**TEXTO DE ESTUDIO:**

Pero en ese entonces, tenía quince años y todos los pibes de su edad
tenían prohibido practicar, sólo podían mirar. Recién uno o dos años más
tarde, le permitieron entrar a los bailes de barrio, fecha que
coincidió con su primera pilcha de hombre.
El Negro Portalea, como lo conocían en el barrio, empezó a tener
admiradores por doquier por su forma de moverse en la pista, lenta,
armoniosa, disfrutando con cada movimiento que hacía y deleitando a
quienes lo miraban.
El Sin Rumbo fue durante muchos años el lugar elegido donde dejó el
alma bailando Di Sarli, bajo las luces mortecinas de las lamparitas de
colores que, junto con guirnaldas de banderines, cruzaban el cielo del
patio.
Su caminar pausado, calmo, imperturbable, jugaba a su favor. Decía
que el tango no es tanto una cuestión de figuras como de saber andar, de
aprender a caminarlo. Y que esa forma de bailar, tiene más de
improvisación que de coreografía. De perfil bajo, nunca quiso ser un
bailarín profesional aunque tuvo ofrecimientos para viajar al exterior.
No aprendió con ningún profesor, no copió nada de nadie; sólo mirando le
sobró paño.
Cuando el tango emigró de Buenos Aires en el 60′, empujado por el
desdén y el olvido de muchos, dejó de bailar. Las milongas habían ido
desapareciendo poco a poco y ya no había donde ir. Otros ritmos fueron
ganándose a la juventud que cambió el tango por el rock y el bolero. Ese
fue un tiempo de mucho dolor para los milongueros que quedaron
huérfanos de contención y sin su dos por cuatro.

**DATOS EXTRAÍDOS:**

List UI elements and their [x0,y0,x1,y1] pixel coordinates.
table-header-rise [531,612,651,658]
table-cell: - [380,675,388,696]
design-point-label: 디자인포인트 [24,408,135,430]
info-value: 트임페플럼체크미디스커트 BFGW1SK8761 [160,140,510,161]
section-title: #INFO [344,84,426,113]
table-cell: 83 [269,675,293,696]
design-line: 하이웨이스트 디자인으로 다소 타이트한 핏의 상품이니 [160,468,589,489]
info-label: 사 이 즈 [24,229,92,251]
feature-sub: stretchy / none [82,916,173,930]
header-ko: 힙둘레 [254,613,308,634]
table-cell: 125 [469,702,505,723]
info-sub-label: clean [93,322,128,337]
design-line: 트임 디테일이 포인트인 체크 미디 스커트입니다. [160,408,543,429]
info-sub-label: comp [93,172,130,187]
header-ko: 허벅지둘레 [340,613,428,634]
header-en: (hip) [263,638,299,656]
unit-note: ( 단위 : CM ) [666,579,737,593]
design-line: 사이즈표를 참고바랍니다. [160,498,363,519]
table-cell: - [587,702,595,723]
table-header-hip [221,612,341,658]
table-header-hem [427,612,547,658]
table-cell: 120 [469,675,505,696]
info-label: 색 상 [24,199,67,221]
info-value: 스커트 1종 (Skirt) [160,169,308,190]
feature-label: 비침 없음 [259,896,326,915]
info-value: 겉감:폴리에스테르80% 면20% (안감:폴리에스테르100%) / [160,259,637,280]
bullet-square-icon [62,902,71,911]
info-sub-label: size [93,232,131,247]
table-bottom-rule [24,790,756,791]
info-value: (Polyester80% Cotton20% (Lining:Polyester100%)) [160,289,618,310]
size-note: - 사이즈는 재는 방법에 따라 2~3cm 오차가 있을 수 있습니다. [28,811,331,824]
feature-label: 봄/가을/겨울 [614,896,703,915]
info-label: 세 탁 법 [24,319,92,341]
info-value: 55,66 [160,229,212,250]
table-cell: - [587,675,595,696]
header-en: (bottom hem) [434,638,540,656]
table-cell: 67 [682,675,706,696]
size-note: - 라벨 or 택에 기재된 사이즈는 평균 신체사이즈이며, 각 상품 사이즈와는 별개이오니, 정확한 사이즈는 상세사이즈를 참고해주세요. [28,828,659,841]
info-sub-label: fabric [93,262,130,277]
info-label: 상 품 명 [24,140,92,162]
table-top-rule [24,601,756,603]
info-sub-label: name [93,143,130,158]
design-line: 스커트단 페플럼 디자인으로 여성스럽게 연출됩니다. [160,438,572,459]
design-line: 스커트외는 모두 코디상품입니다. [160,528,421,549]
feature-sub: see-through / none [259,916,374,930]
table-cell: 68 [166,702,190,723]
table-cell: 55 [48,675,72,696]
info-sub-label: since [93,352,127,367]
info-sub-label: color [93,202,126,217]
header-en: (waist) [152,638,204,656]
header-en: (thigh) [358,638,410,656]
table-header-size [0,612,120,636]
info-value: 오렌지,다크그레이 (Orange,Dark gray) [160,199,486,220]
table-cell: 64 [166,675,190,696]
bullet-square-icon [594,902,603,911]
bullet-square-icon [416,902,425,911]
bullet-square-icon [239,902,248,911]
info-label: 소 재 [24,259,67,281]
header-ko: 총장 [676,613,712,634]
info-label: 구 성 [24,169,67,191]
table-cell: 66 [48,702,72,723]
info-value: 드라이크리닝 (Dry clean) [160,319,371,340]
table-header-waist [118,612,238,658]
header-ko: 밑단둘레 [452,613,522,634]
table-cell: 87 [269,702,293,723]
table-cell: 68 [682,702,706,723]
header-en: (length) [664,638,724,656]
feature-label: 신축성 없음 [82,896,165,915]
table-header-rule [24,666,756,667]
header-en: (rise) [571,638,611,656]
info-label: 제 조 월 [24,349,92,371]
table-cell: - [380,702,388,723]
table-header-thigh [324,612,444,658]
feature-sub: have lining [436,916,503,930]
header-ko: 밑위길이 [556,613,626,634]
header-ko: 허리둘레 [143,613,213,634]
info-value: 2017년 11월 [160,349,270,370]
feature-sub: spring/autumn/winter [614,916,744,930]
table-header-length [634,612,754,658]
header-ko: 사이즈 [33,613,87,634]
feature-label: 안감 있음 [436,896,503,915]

**QUÉ HACER 1:**
Responde estas preguntas sobre el texto del Negro Portalea:
(a) ¿Cuántos años tenía cuando los pibes de su edad tenían prohibido practicar?
(b) ¿Qué bailaba en el Sin Rumbo?
(c) ¿Por qué ritmos cambió la juventud el tango?
**QUÉ HACER 2:**
Di si cada afirmación coincide con el texto del Negro Portalea. Contesta sí o no y cita las palabras del texto que lo deciden.
(a) Aprendió a bailar con un profesor.
(b) Tuvo ofrecimientos para viajar al exterior.
(c) Para él, el tango es más una cuestión de figuras que de saber andar.
**QUÉ HACER 3:** Escribe cómo sigue el texto del Negro Portalea a partir de donde termina.
El listado es un material aparte, sin relación con el texto.

**RESPUESTA 1:**
(a) Quince años.
(b) Di Sarli.
(c) Por el rock y el bolero.

**RESPUESTA 2:**
(a) No: "No aprendió con ningún profesor, no copió nada de nadie".
(b) Sí: "aunque tuvo ofrecimientos para viajar al exterior".
(c) No: "el tango no es tanto una cuestión de figuras como de saber andar".

**RESPUESTA 3:**
Desde ese momento, el Negro no bailó más. Se recluyó durante casi
diecisiete años con la sola compañía en sus horas de trabajo, de los
programas de tango que había en la radio, que eran muy pocos y que
sonaban despacito al final de una de las largas galerías del cementerio
de San Martín, donde trabajó tantos años.
Su alma fue entristeciéndose de a poco hasta casi morir desintegrada
de dolor. La depresión cubrió su vida y lo obligó a buscar ayuda médica.
Después de un tratamiento psiquiátrico que se extendió por poco más de
dos años, el médico le dijo: “no venga más, lo que tiene que hacer usted
es ir a bailar” contaba.
Y volvió al ruedo. Retornó al tiempo quieto del tango que trataba de
sobrevivir a su agonía dolorosa, pero con serias promesas de sanación.
Era el momento donde todavía el baile de tango, empeñado en hacerse ver,
estaba oculto en reductos exclusivos casi clandestinos y sótanos, donde
noche a noche su música embriagaba a esas mujeres y hombres sedientos
de emociones y de identidad.
Los músicos llegaban a esos lugares de a uno, sigilosamente, para
compartir con los pocos bailarines una noche especial recordando la era
de oro, ese tiempo donde los compases del tango se escuchaban desde
cualquier ventana, en todos los clubes, en muchas esquinas.
El regreso del Negro a las pistas se produjo unos años antes de la
resurrección de su tan amada música. Y entonces, su figura cadenciosa
volvió, una vez más, a pasearse por los patios de las sociedades de
fomento junto a su esposa, su compañera de baile de siempre.
Esporádicamente dió algunas clases pero no era lo que más le gustaba;
prefería dar consejos a quienes se lo pedían. Sin embargo, cuando
enseñaba, no mostraba figuras, enseñaba a bailar y bailar para él,
significaba caminar con elegancia, pisando con la música, mostrando la
verdadera esencia del tango y sintiendo el auténtico placer de la
improvisación.
Siempre decía que no había “un estilo Portalea como dicen por ahí,
cada uno baila según su personalidad” y la suya, lo hacía bailar al
piso, caminando y cuidando la elegancia de la postura pero prestando su
mayor atención a la melodía.
Su delicadeza en el desplazamiento a través del espacio dancístico,
fue en síntesis el mayor atractivo de su baile fecundo y la razón
indiscutible de tanta admiración.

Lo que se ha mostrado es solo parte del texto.